(Entries with figure data)
******

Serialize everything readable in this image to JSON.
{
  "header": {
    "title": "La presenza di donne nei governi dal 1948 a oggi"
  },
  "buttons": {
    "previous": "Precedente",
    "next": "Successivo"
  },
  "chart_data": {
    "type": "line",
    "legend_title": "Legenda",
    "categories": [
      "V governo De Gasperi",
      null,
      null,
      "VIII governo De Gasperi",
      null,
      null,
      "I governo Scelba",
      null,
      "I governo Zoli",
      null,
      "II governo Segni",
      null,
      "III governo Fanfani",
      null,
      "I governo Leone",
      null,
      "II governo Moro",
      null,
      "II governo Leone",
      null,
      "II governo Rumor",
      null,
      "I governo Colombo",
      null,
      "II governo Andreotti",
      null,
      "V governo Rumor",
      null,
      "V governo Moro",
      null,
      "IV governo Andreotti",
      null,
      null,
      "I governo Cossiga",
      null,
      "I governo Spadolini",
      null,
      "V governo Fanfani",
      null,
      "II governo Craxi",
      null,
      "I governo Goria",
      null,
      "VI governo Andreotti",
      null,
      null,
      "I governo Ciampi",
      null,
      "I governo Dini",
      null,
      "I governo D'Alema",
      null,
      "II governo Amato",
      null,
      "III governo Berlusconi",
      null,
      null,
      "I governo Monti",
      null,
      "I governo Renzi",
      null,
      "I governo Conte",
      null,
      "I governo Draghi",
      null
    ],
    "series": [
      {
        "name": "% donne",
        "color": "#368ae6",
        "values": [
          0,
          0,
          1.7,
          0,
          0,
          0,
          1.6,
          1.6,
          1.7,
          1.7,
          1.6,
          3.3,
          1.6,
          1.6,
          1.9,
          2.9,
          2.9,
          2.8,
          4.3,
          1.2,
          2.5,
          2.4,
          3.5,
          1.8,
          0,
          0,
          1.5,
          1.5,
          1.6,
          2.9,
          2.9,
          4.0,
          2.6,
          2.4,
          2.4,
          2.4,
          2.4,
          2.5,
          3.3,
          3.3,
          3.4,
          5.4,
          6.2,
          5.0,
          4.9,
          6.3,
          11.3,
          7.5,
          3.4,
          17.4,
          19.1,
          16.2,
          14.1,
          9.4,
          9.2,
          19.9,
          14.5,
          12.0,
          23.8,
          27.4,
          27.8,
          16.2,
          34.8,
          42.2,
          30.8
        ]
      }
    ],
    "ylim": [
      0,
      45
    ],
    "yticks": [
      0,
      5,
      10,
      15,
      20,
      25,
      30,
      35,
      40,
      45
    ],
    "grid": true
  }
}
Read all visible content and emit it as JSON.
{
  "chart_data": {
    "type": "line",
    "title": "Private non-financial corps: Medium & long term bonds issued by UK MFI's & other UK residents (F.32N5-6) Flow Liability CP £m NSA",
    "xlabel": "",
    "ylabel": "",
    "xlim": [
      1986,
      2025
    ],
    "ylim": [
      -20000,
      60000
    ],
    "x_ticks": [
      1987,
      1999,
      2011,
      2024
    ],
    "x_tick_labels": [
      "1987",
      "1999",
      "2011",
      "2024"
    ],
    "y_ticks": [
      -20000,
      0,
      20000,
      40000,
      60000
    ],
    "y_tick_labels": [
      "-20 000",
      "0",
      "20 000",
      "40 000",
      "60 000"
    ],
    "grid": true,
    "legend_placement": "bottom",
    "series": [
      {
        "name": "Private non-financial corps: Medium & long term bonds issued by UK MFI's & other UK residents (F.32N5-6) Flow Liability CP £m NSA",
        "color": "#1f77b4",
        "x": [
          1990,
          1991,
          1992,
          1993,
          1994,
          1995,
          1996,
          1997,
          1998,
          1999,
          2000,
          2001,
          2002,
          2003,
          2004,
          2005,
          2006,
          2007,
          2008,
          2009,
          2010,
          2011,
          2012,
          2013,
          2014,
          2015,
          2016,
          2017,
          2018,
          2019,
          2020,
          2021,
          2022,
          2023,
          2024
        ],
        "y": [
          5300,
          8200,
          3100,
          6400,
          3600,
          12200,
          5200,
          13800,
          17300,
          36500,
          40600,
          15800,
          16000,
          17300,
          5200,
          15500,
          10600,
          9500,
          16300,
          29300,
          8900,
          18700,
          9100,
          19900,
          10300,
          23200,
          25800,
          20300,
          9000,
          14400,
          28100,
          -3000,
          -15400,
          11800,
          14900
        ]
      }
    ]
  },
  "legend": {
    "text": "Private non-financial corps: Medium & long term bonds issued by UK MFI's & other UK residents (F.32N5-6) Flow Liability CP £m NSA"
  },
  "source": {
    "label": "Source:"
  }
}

******

Brief. Copy the lines from the entries above in which the word "financial" appears.

The solution.
    "title": "Private non-financial corps: Medium & long term bonds issued by UK MFI's & other UK residents (F.32N5-6) Flow Liability CP £m NSA",
        "name": "Private non-financial corps: Medium & long term bonds issued by UK MFI's & other UK residents (F.32N5-6) Flow Liability CP £m NSA",
    "text": "Private non-financial corps: Medium & long term bonds issued by UK MFI's & other UK residents (F.32N5-6) Flow Liability CP £m NSA"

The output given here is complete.